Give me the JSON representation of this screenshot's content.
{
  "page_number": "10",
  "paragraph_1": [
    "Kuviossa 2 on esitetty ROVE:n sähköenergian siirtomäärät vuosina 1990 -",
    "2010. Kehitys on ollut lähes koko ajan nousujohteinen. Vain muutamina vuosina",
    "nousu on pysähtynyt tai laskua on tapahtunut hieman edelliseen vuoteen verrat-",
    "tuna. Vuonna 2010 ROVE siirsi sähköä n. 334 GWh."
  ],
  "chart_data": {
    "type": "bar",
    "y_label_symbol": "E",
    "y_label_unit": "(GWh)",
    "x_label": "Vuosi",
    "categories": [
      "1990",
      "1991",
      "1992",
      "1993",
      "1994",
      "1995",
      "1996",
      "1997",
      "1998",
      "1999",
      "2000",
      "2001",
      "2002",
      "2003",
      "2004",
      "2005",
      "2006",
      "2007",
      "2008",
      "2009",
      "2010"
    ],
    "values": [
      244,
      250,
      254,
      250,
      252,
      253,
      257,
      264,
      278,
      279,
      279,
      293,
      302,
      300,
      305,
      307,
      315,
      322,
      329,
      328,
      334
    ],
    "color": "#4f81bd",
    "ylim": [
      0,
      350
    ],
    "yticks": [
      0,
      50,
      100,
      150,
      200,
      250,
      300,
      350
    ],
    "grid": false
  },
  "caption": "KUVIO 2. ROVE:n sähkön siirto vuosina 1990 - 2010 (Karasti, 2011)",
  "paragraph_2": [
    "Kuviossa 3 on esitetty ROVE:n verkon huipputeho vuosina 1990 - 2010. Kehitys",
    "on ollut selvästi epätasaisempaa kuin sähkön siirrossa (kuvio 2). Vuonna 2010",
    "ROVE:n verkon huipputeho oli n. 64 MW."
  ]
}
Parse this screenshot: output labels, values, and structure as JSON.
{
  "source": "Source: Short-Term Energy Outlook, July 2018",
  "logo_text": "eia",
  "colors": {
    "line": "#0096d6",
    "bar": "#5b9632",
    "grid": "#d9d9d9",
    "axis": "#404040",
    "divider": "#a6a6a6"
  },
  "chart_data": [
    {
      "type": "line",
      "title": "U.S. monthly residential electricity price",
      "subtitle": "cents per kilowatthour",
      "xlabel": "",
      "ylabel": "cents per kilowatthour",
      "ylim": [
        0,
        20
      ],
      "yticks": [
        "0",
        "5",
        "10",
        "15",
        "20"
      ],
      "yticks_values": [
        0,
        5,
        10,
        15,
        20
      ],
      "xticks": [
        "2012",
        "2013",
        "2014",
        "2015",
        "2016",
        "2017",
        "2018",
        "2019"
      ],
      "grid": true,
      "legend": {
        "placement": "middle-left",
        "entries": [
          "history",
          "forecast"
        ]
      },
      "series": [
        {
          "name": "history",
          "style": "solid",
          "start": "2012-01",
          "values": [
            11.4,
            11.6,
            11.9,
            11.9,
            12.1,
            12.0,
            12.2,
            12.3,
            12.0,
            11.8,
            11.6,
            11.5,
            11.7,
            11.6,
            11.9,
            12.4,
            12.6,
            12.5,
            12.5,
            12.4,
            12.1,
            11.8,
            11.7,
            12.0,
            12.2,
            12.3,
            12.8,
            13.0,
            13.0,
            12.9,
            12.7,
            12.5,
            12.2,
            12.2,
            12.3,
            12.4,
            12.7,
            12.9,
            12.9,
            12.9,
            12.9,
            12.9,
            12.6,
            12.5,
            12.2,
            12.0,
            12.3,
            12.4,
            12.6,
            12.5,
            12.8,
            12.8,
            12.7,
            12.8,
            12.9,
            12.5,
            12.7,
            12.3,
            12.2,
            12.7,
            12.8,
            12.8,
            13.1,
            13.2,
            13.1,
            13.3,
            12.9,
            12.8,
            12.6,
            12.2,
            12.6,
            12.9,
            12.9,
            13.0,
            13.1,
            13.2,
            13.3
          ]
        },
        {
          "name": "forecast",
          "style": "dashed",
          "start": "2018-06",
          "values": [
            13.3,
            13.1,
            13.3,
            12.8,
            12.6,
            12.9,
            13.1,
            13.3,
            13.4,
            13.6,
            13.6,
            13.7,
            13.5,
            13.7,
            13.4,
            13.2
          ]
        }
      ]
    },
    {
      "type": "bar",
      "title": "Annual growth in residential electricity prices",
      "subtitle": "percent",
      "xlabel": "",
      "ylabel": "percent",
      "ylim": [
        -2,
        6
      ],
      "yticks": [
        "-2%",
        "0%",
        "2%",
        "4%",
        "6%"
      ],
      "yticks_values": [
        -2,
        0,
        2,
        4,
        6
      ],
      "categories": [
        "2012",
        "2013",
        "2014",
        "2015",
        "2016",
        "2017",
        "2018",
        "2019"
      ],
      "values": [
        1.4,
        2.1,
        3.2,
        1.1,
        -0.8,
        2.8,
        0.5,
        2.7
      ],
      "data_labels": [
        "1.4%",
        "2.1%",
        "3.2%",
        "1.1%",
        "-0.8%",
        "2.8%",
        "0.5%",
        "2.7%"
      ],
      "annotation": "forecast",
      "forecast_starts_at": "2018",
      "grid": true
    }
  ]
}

· · · ·

WHAT YOU ARE ASKED TO DO –
Copy every record exactly as presented.

RESULT OF THE EXERCISE –
Give me the JSON representation of this screenshot's content.
{
  "page_number": "10",
  "paragraph_1": [
    "Kuviossa 2 on esitetty ROVE:n sähköenergian siirtomäärät vuosina 1990 -",
    "2010. Kehitys on ollut lähes koko ajan nousujohteinen. Vain muutamina vuosina",
    "nousu on pysähtynyt tai laskua on tapahtunut hieman edelliseen vuoteen verrat-",
    "tuna. Vuonna 2010 ROVE siirsi sähköä n. 334 GWh."
  ],
  "chart_data": {
    "type": "bar",
    "y_label_symbol": "E",
    "y_label_unit": "(GWh)",
    "x_label": "Vuosi",
    "categories": [
      "1990",
      "1991",
      "1992",
      "1993",
      "1994",
      "1995",
      "1996",
      "1997",
      "1998",
      "1999",
      "2000",
      "2001",
      "2002",
      "2003",
      "2004",
      "2005",
      "2006",
      "2007",
      "2008",
      "2009",
      "2010"
    ],
    "values": [
      244,
      250,
      254,
      250,
      252,
      253,
      257,
      264,
      278,
      279,
      279,
      293,
      302,
      300,
      305,
      307,
      315,
      322,
      329,
      328,
      334
    ],
    "color": "#4f81bd",
    "ylim": [
      0,
      350
    ],
    "yticks": [
      0,
      50,
      100,
      150,
      200,
      250,
      300,
      350
    ],
    "grid": false
  },
  "caption": "KUVIO 2. ROVE:n sähkön siirto vuosina 1990 - 2010 (Karasti, 2011)",
  "paragraph_2": [
    "Kuviossa 3 on esitetty ROVE:n verkon huipputeho vuosina 1990 - 2010. Kehitys",
    "on ollut selvästi epätasaisempaa kuin sähkön siirrossa (kuvio 2). Vuonna 2010",
    "ROVE:n verkon huipputeho oli n. 64 MW."
  ]
}
Parse this screenshot: output labels, values, and structure as JSON.
{
  "source": "Source: Short-Term Energy Outlook, July 2018",
  "logo_text": "eia",
  "colors": {
    "line": "#0096d6",
    "bar": "#5b9632",
    "grid": "#d9d9d9",
    "axis": "#404040",
    "divider": "#a6a6a6"
  },
  "chart_data": [
    {
      "type": "line",
      "title": "U.S. monthly residential electricity price",
      "subtitle": "cents per kilowatthour",
      "xlabel": "",
      "ylabel": "cents per kilowatthour",
      "ylim": [
        0,
        20
      ],
      "yticks": [
        "0",
        "5",
        "10",
        "15",
        "20"
      ],
      "yticks_values": [
        0,
        5,
        10,
        15,
        20
      ],
      "xticks": [
        "2012",
        "2013",
        "2014",
        "2015",
        "2016",
        "2017",
        "2018",
        "2019"
      ],
      "grid": true,
      "legend": {
        "placement": "middle-left",
        "entries": [
          "history",
          "forecast"
        ]
      },
      "series": [
        {
          "name": "history",
          "style": "solid",
          "start": "2012-01",
          "values": [
            11.4,
            11.6,
            11.9,
            11.9,
            12.1,
            12.0,
            12.2,
            12.3,
            12.0,
            11.8,
            11.6,
            11.5,
            11.7,
            11.6,
            11.9,
            12.4,
            12.6,
            12.5,
            12.5,
            12.4,
            12.1,
            11.8,
            11.7,
            12.0,
            12.2,
            12.3,
            12.8,
            13.0,
            13.0,
            12.9,
            12.7,
            12.5,
            12.2,
            12.2,
            12.3,
            12.4,
            12.7,
            12.9,
            12.9,
            12.9,
            12.9,
            12.9,
            12.6,
            12.5,
            12.2,
            12.0,
            12.3,
            12.4,
            12.6,
            12.5,
            12.8,
            12.8,
            12.7,
            12.8,
            12.9,
            12.5,
            12.7,
            12.3,
            12.2,
            12.7,
            12.8,
            12.8,
            13.1,
            13.2,
            13.1,
            13.3,
            12.9,
            12.8,
            12.6,
            12.2,
            12.6,
            12.9,
            12.9,
            13.0,
            13.1,
            13.2,
            13.3
          ]
        },
        {
          "name": "forecast",
          "style": "dashed",
          "start": "2018-06",
          "values": [
            13.3,
            13.1,
            13.3,
            12.8,
            12.6,
            12.9,
            13.1,
            13.3,
            13.4,
            13.6,
            13.6,
            13.7,
            13.5,
            13.7,
            13.4,
            13.2
          ]
        }
      ]
    },
    {
      "type": "bar",
      "title": "Annual growth in residential electricity prices",
      "subtitle": "percent",
      "xlabel": "",
      "ylabel": "percent",
      "ylim": [
        -2,
        6
      ],
      "yticks": [
        "-2%",
        "0%",
        "2%",
        "4%",
        "6%"
      ],
      "yticks_values": [
        -2,
        0,
        2,
        4,
        6
      ],
      "categories": [
        "2012",
        "2013",
        "2014",
        "2015",
        "2016",
        "2017",
        "2018",
        "2019"
      ],
      "values": [
        1.4,
        2.1,
        3.2,
        1.1,
        -0.8,
        2.8,
        0.5,
        2.7
      ],
      "data_labels": [
        "1.4%",
        "2.1%",
        "3.2%",
        "1.1%",
        "-0.8%",
        "2.8%",
        "0.5%",
        "2.7%"
      ],
      "annotation": "forecast",
      "forecast_starts_at": "2018",
      "grid": true
    }
  ]
}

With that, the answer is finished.